WHAT YOU SHOULD DO =
Copy out every line that contains "Glint".

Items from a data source
**********

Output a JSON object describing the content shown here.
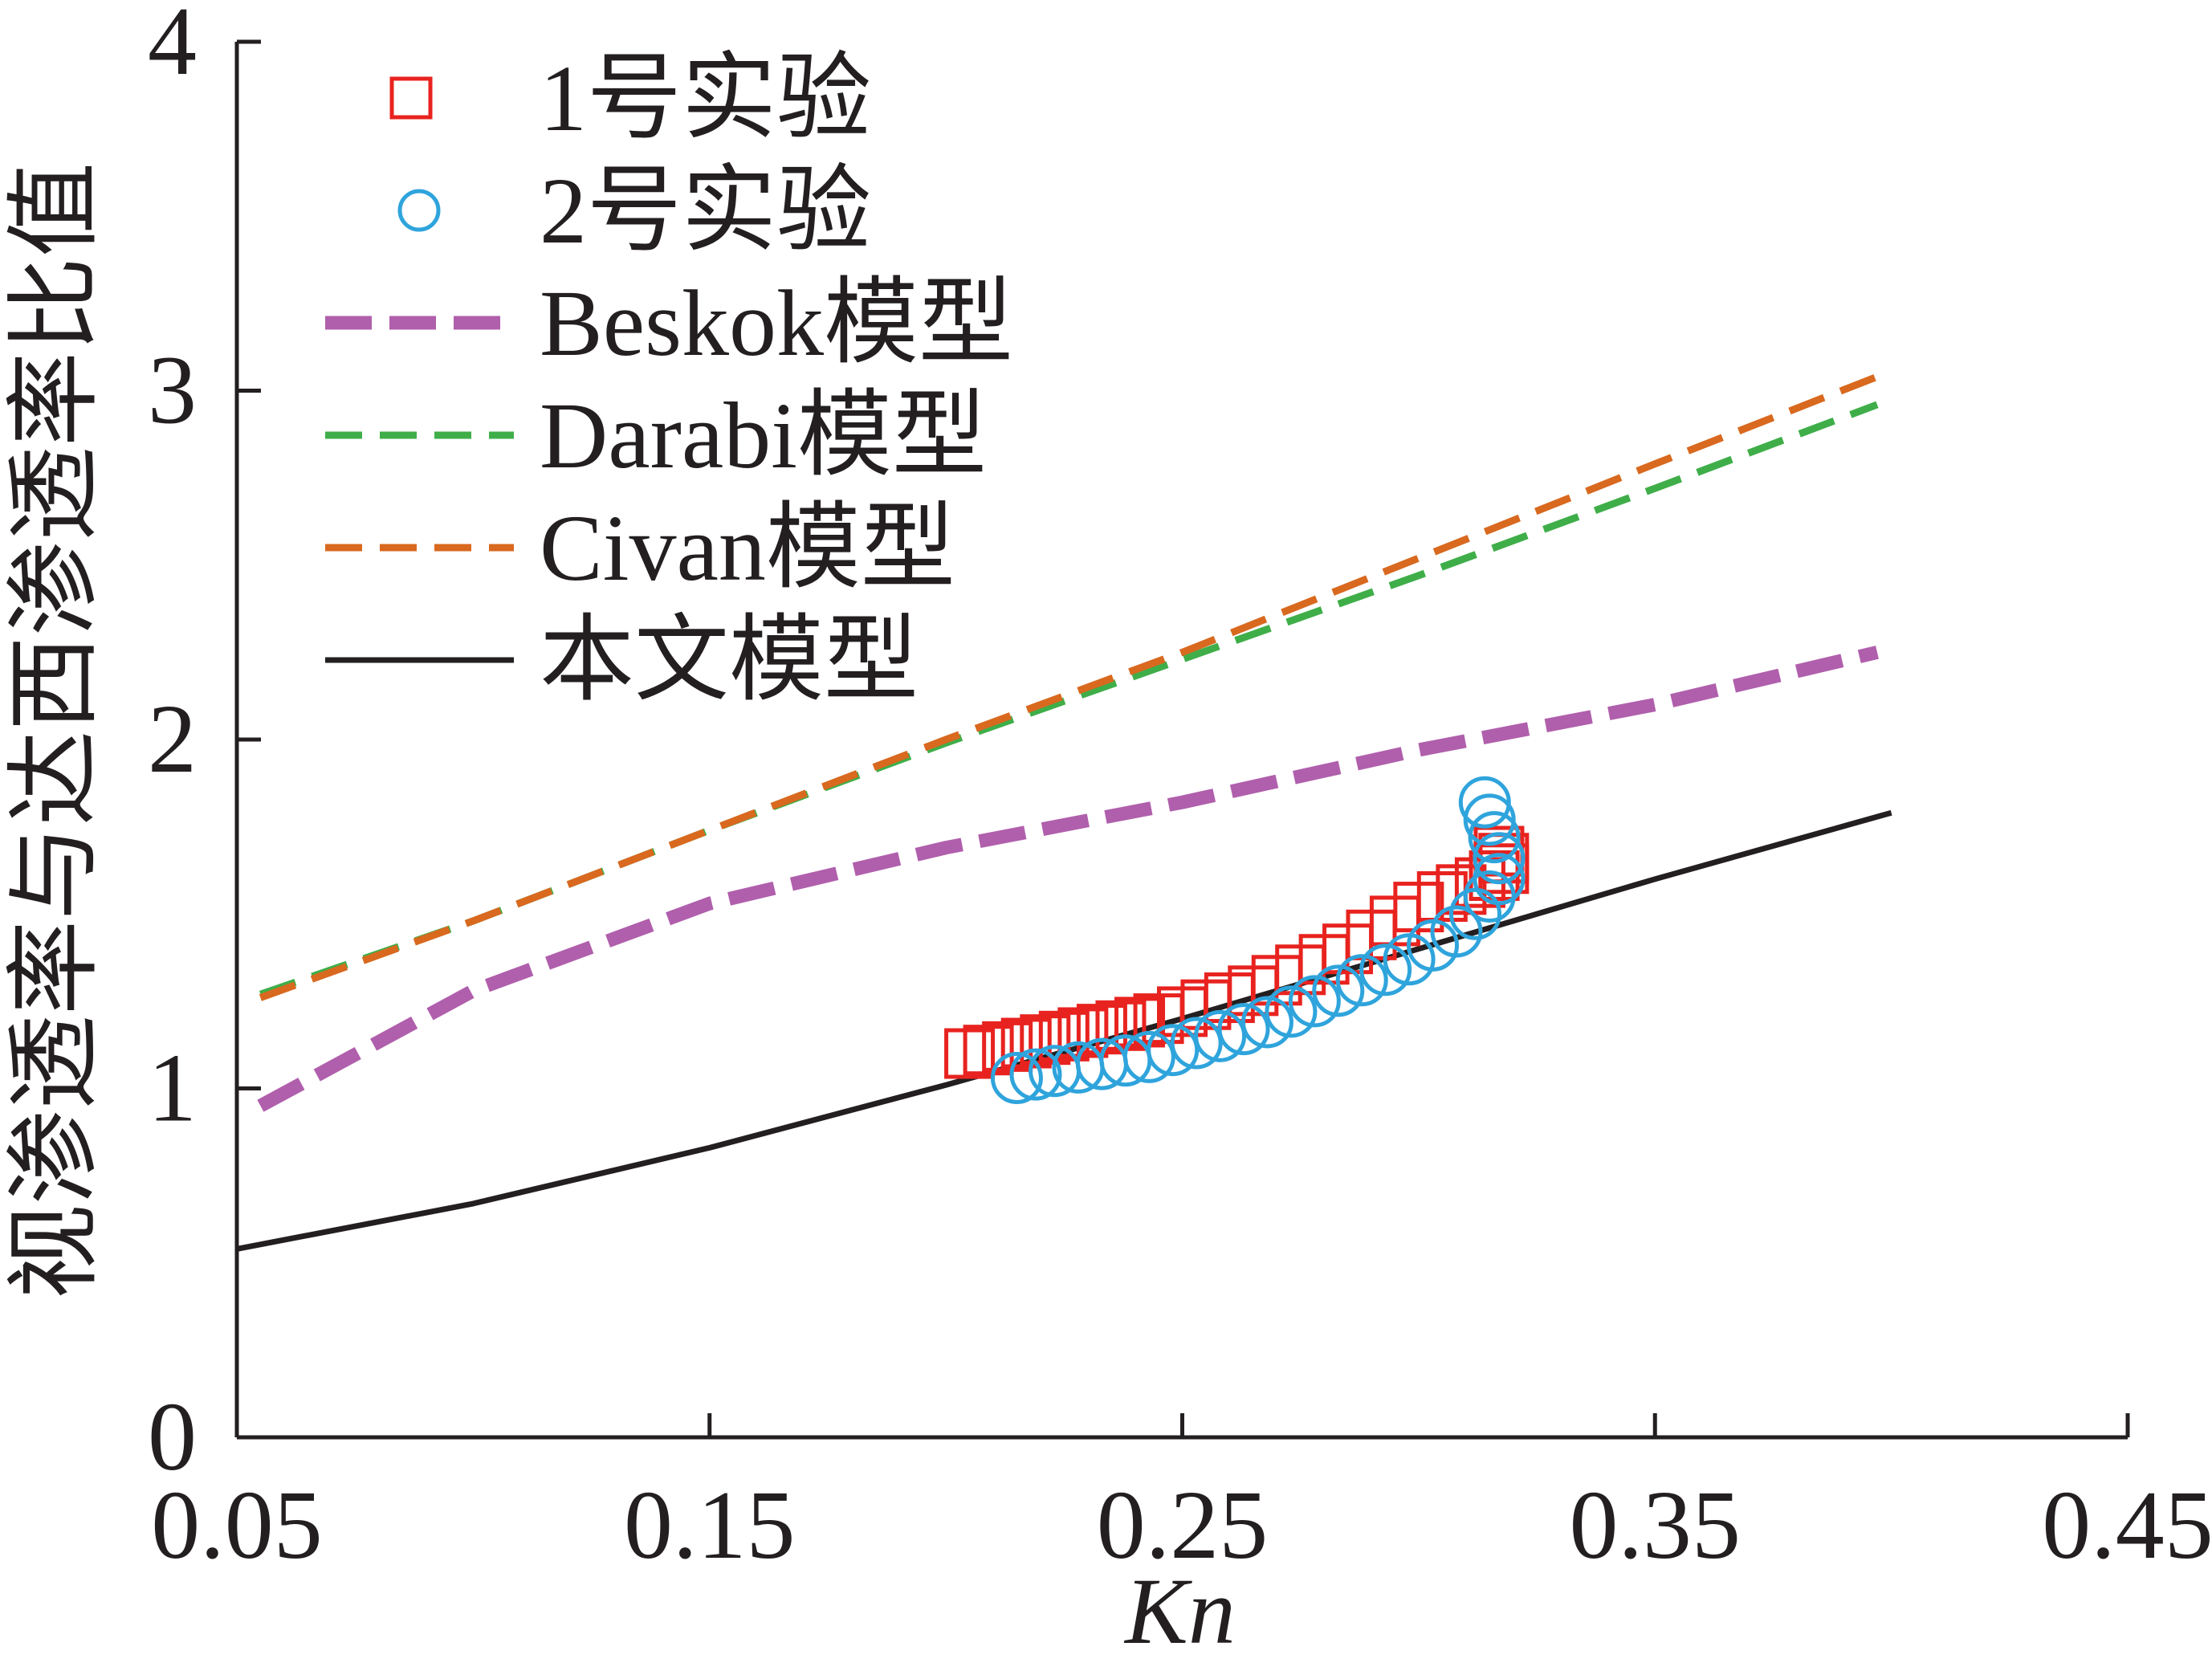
{
  "chart_data": {
    "type": "line",
    "xlabel": "Kn",
    "ylabel": "视渗透率与达西渗透率比值",
    "xlim": [
      0.05,
      0.45
    ],
    "ylim": [
      0,
      4
    ],
    "x_ticks": [
      "0.05",
      "0.15",
      "0.25",
      "0.35",
      "0.45"
    ],
    "y_ticks": [
      "0",
      "1",
      "2",
      "3",
      "4"
    ],
    "grid": false,
    "legend_position": "top-left",
    "colors": {
      "exp1": "#e8231f",
      "exp2": "#2fa4dc",
      "beskok": "#b05fac",
      "darabi": "#3fae49",
      "civan": "#d8691f",
      "this_model": "#231f20"
    },
    "series": [
      {
        "name": "1号实验",
        "marker": "square",
        "color": "#e8231f",
        "x": [
          0.205,
          0.209,
          0.213,
          0.217,
          0.221,
          0.225,
          0.229,
          0.233,
          0.237,
          0.241,
          0.245,
          0.25,
          0.255,
          0.26,
          0.265,
          0.27,
          0.275,
          0.28,
          0.285,
          0.29,
          0.295,
          0.3,
          0.305,
          0.309,
          0.313,
          0.316,
          0.318,
          0.318,
          0.317
        ],
        "y": [
          1.1,
          1.11,
          1.12,
          1.13,
          1.14,
          1.15,
          1.16,
          1.17,
          1.18,
          1.19,
          1.2,
          1.22,
          1.24,
          1.26,
          1.28,
          1.31,
          1.34,
          1.37,
          1.4,
          1.44,
          1.48,
          1.52,
          1.55,
          1.57,
          1.59,
          1.61,
          1.63,
          1.66,
          1.68
        ]
      },
      {
        "name": "2号实验",
        "marker": "circle",
        "color": "#2fa4dc",
        "x": [
          0.215,
          0.219,
          0.223,
          0.228,
          0.233,
          0.238,
          0.243,
          0.248,
          0.253,
          0.258,
          0.263,
          0.268,
          0.273,
          0.278,
          0.283,
          0.288,
          0.293,
          0.298,
          0.303,
          0.308,
          0.312,
          0.315,
          0.317,
          0.317,
          0.316,
          0.315,
          0.314
        ],
        "y": [
          1.03,
          1.04,
          1.05,
          1.06,
          1.07,
          1.08,
          1.09,
          1.11,
          1.13,
          1.15,
          1.17,
          1.19,
          1.22,
          1.25,
          1.28,
          1.31,
          1.34,
          1.37,
          1.41,
          1.45,
          1.5,
          1.55,
          1.6,
          1.66,
          1.72,
          1.77,
          1.82
        ]
      },
      {
        "name": "Beskok模型",
        "line_style": "dashed-thick",
        "color": "#b05fac",
        "x": [
          0.055,
          0.1,
          0.15,
          0.2,
          0.25,
          0.3,
          0.35,
          0.397
        ],
        "y": [
          0.95,
          1.28,
          1.53,
          1.69,
          1.82,
          1.97,
          2.1,
          2.25
        ]
      },
      {
        "name": "Darabi模型",
        "line_style": "dashed",
        "color": "#3fae49",
        "x": [
          0.055,
          0.1,
          0.15,
          0.2,
          0.25,
          0.3,
          0.35,
          0.397
        ],
        "y": [
          1.27,
          1.48,
          1.74,
          1.99,
          2.23,
          2.47,
          2.72,
          2.96
        ]
      },
      {
        "name": "Civan模型",
        "line_style": "dashed",
        "color": "#d8691f",
        "x": [
          0.055,
          0.1,
          0.15,
          0.2,
          0.25,
          0.3,
          0.35,
          0.397
        ],
        "y": [
          1.26,
          1.48,
          1.74,
          2.0,
          2.25,
          2.52,
          2.79,
          3.04
        ]
      },
      {
        "name": "本文模型",
        "line_style": "solid",
        "color": "#231f20",
        "x": [
          0.05,
          0.1,
          0.15,
          0.2,
          0.25,
          0.3,
          0.35,
          0.4
        ],
        "y": [
          0.54,
          0.67,
          0.83,
          1.01,
          1.2,
          1.4,
          1.6,
          1.79
        ]
      }
    ]
  }
}
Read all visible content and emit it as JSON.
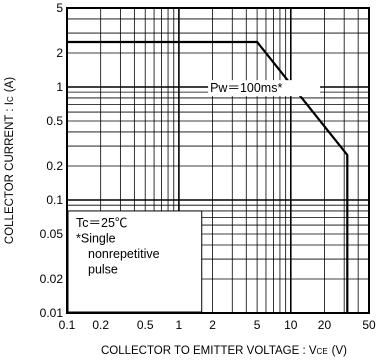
{
  "chart_data": {
    "type": "line",
    "xscale": "log",
    "yscale": "log",
    "xlim": [
      0.1,
      50
    ],
    "ylim": [
      0.01,
      5
    ],
    "grid": true,
    "xlabel": "COLLECTOR TO EMITTER VOLTAGE : V",
    "xlabel_sub": "CE",
    "xlabel_unit": "(V)",
    "ylabel": "COLLECTOR CURRENT : I",
    "ylabel_sub": "C",
    "ylabel_unit": "(A)",
    "x_ticks": [
      {
        "value": 0.1,
        "label": "0.1"
      },
      {
        "value": 0.2,
        "label": "0.2"
      },
      {
        "value": 0.5,
        "label": "0.5"
      },
      {
        "value": 1,
        "label": "1"
      },
      {
        "value": 2,
        "label": "2"
      },
      {
        "value": 5,
        "label": "5"
      },
      {
        "value": 10,
        "label": "10"
      },
      {
        "value": 20,
        "label": "20"
      },
      {
        "value": 50,
        "label": "50"
      }
    ],
    "y_ticks": [
      {
        "value": 0.01,
        "label": "0.01"
      },
      {
        "value": 0.02,
        "label": "0.02"
      },
      {
        "value": 0.05,
        "label": "0.05"
      },
      {
        "value": 0.1,
        "label": "0.1"
      },
      {
        "value": 0.2,
        "label": "0.2"
      },
      {
        "value": 0.5,
        "label": "0.5"
      },
      {
        "value": 1,
        "label": "1"
      },
      {
        "value": 2,
        "label": "2"
      },
      {
        "value": 5,
        "label": "5"
      }
    ],
    "series": [
      {
        "name": "Pw=100ms*",
        "x": [
          0.1,
          5,
          32,
          32
        ],
        "y": [
          2.5,
          2.5,
          0.25,
          0.01
        ]
      }
    ],
    "annotations": {
      "series_label": "Pw＝100ms*",
      "condition_box": [
        "Tc＝25℃",
        "*Single",
        "nonrepetitive",
        "pulse"
      ]
    }
  }
}
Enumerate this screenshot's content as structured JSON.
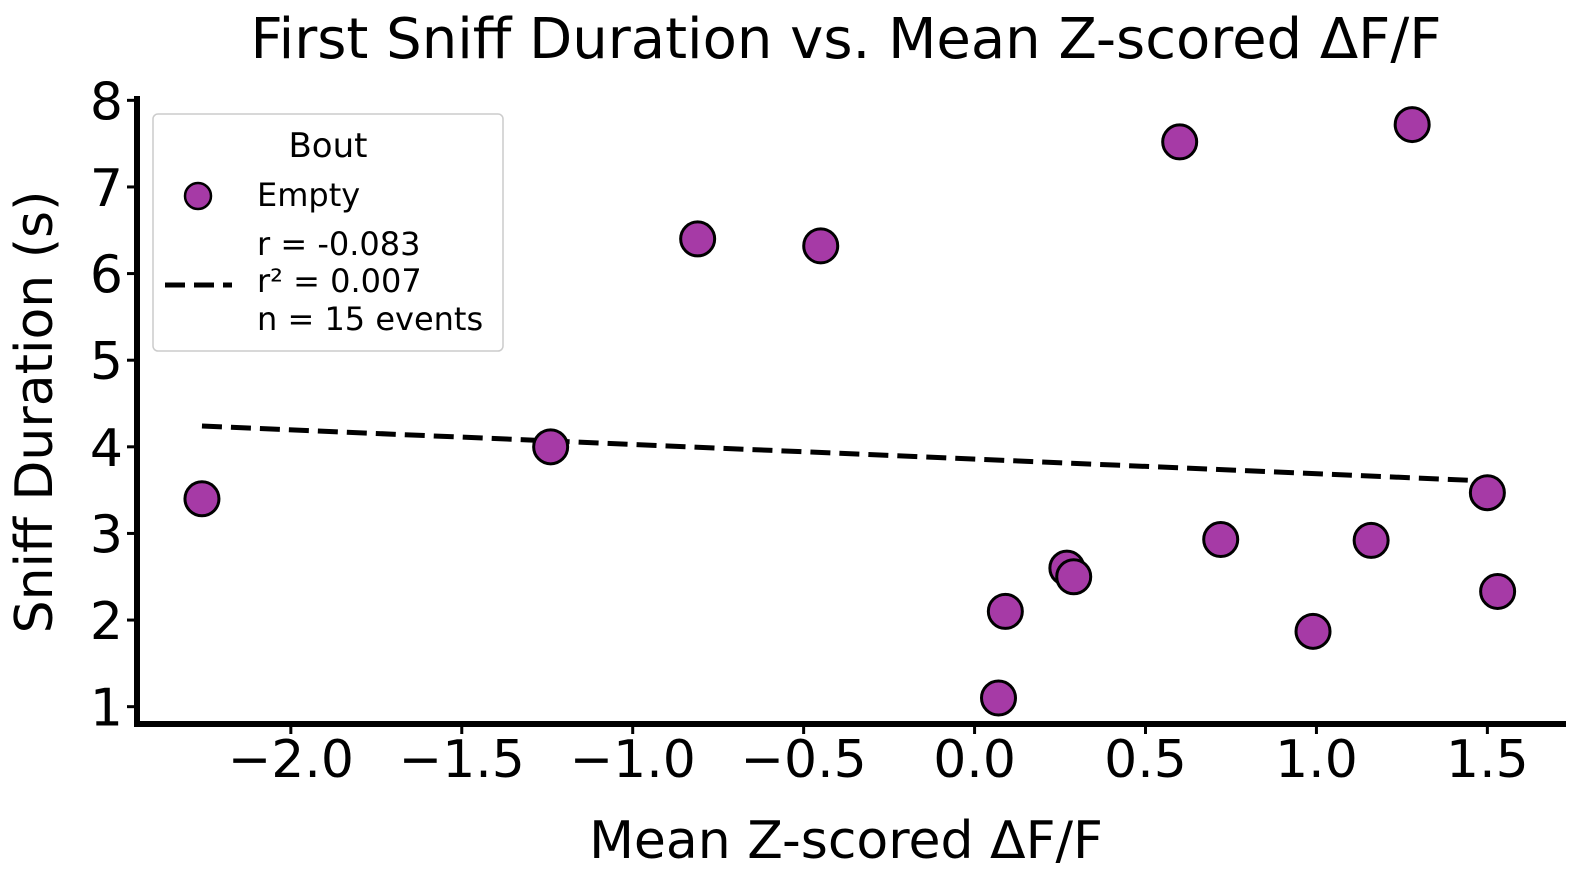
{
  "chart_data": {
    "type": "scatter",
    "title": "First Sniff Duration vs. Mean Z-scored ΔF/F",
    "xlabel": "Mean Z-scored ΔF/F",
    "ylabel": "Sniff Duration (s)",
    "xlim": [
      -2.45,
      1.73
    ],
    "ylim": [
      0.8,
      8.05
    ],
    "xticks": [
      -2.0,
      -1.5,
      -1.0,
      -0.5,
      0.0,
      0.5,
      1.0,
      1.5
    ],
    "xtick_labels": [
      "−2.0",
      "−1.5",
      "−1.0",
      "−0.5",
      "0.0",
      "0.5",
      "1.0",
      "1.5"
    ],
    "yticks": [
      1,
      2,
      3,
      4,
      5,
      6,
      7,
      8
    ],
    "ytick_labels": [
      "1",
      "2",
      "3",
      "4",
      "5",
      "6",
      "7",
      "8"
    ],
    "grid": false,
    "legend_position": "upper-left",
    "legend_title": "Bout",
    "series": [
      {
        "name": "Empty",
        "color": "#a63aa6",
        "points": [
          {
            "x": -2.26,
            "y": 3.4
          },
          {
            "x": -1.24,
            "y": 4.0
          },
          {
            "x": -0.81,
            "y": 6.4
          },
          {
            "x": -0.45,
            "y": 6.32
          },
          {
            "x": 0.6,
            "y": 7.52
          },
          {
            "x": 1.28,
            "y": 7.72
          },
          {
            "x": 0.07,
            "y": 1.1
          },
          {
            "x": 0.09,
            "y": 2.1
          },
          {
            "x": 0.27,
            "y": 2.6
          },
          {
            "x": 0.29,
            "y": 2.5
          },
          {
            "x": 0.72,
            "y": 2.93
          },
          {
            "x": 0.99,
            "y": 1.87
          },
          {
            "x": 1.16,
            "y": 2.92
          },
          {
            "x": 1.5,
            "y": 3.47
          },
          {
            "x": 1.53,
            "y": 2.33
          }
        ]
      }
    ],
    "fit_line": {
      "style": "dashed",
      "color": "#000000",
      "x": [
        -2.26,
        1.53
      ],
      "y": [
        4.24,
        3.6
      ],
      "stats": [
        "r = -0.083",
        "r² = 0.007",
        "n = 15 events"
      ]
    }
  }
}
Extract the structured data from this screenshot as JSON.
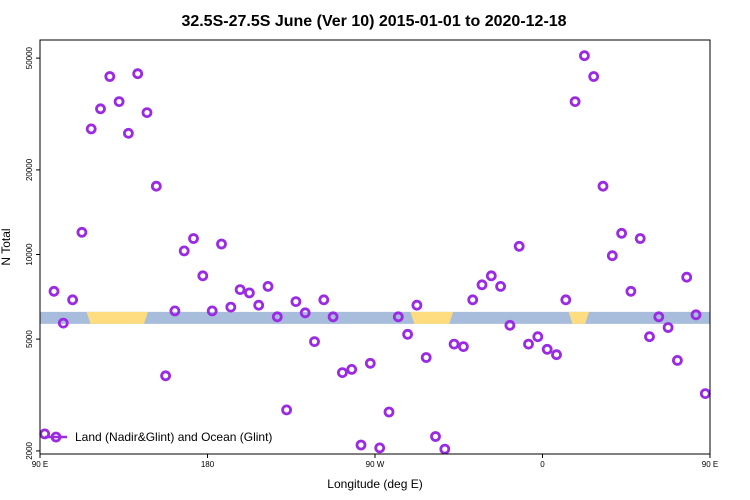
{
  "chart_data": {
    "type": "scatter",
    "title": "32.5S-27.5S June (Ver 10)   2015-01-01 to 2020-12-18",
    "xlabel": "Longitude (deg E)",
    "ylabel": "N Total",
    "y_scale": "log",
    "xlim": [
      90,
      450
    ],
    "ylim": [
      1950,
      58000
    ],
    "x_ticks": [
      {
        "value": 90,
        "label": "90 E"
      },
      {
        "value": 180,
        "label": "180"
      },
      {
        "value": 270,
        "label": "90 W"
      },
      {
        "value": 360,
        "label": "0"
      },
      {
        "value": 450,
        "label": "90 E"
      },
      {
        "value": 540,
        "label": "180"
      }
    ],
    "y_ticks": [
      {
        "value": 2000,
        "label": "2000"
      },
      {
        "value": 5000,
        "label": "5000"
      },
      {
        "value": 10000,
        "label": "10000"
      },
      {
        "value": 20000,
        "label": "20000"
      },
      {
        "value": 50000,
        "label": "50000"
      }
    ],
    "legend": {
      "label": "Land (Nadir&Glint) and Ocean (Glint)",
      "position": "bottom-left"
    },
    "colors": {
      "series": "#9a2be2",
      "ocean": "#a8bcdc",
      "land": "#fedd80"
    },
    "band": {
      "y_center": 5950,
      "land_ranges": [
        [
          115,
          148
        ],
        [
          289,
          312
        ],
        [
          374,
          385
        ],
        [
          474,
          507
        ]
      ]
    },
    "series": [
      {
        "name": "Land (Nadir&Glint) and Ocean (Glint)",
        "x": [
          92.5,
          97.5,
          102.5,
          107.5,
          112.5,
          117.5,
          122.5,
          127.5,
          132.5,
          137.5,
          142.5,
          147.5,
          152.5,
          157.5,
          162.5,
          167.5,
          172.5,
          177.5,
          182.5,
          187.5,
          192.5,
          197.5,
          202.5,
          207.5,
          212.5,
          217.5,
          222.5,
          227.5,
          232.5,
          237.5,
          242.5,
          247.5,
          252.5,
          257.5,
          262.5,
          267.5,
          272.5,
          277.5,
          282.5,
          287.5,
          292.5,
          297.5,
          302.5,
          307.5,
          312.5,
          317.5,
          322.5,
          327.5,
          332.5,
          337.5,
          342.5,
          347.5,
          352.5,
          357.5,
          362.5,
          367.5,
          372.5,
          377.5,
          382.5,
          387.5,
          392.5,
          397.5,
          402.5,
          407.5,
          412.5,
          417.5,
          422.5,
          427.5,
          432.5,
          437.5,
          442.5,
          447.5
        ],
        "y": [
          2300,
          7400,
          5700,
          6900,
          12000,
          28000,
          33000,
          43000,
          35000,
          27000,
          44000,
          32000,
          17500,
          3700,
          6300,
          10300,
          11400,
          8400,
          6300,
          10900,
          6500,
          7500,
          7300,
          6600,
          7700,
          6000,
          2800,
          6800,
          6200,
          4900,
          6900,
          6000,
          3800,
          3900,
          2100,
          4100,
          2050,
          2750,
          6000,
          5200,
          6600,
          4300,
          2250,
          2030,
          4800,
          4700,
          6900,
          7800,
          8400,
          7700,
          5600,
          10700,
          4800,
          5100,
          4600,
          4400,
          6900,
          35000,
          51000,
          43000,
          17500,
          9900,
          11900,
          7400,
          11400,
          5100,
          6000,
          5500,
          4200,
          8300,
          6100,
          3200
        ]
      }
    ]
  }
}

**********

SOLUTION =
      "label": "Land (Nadir&Glint) and Ocean (Glint)",
        "name": "Land (Nadir&Glint) and Ocean (Glint)",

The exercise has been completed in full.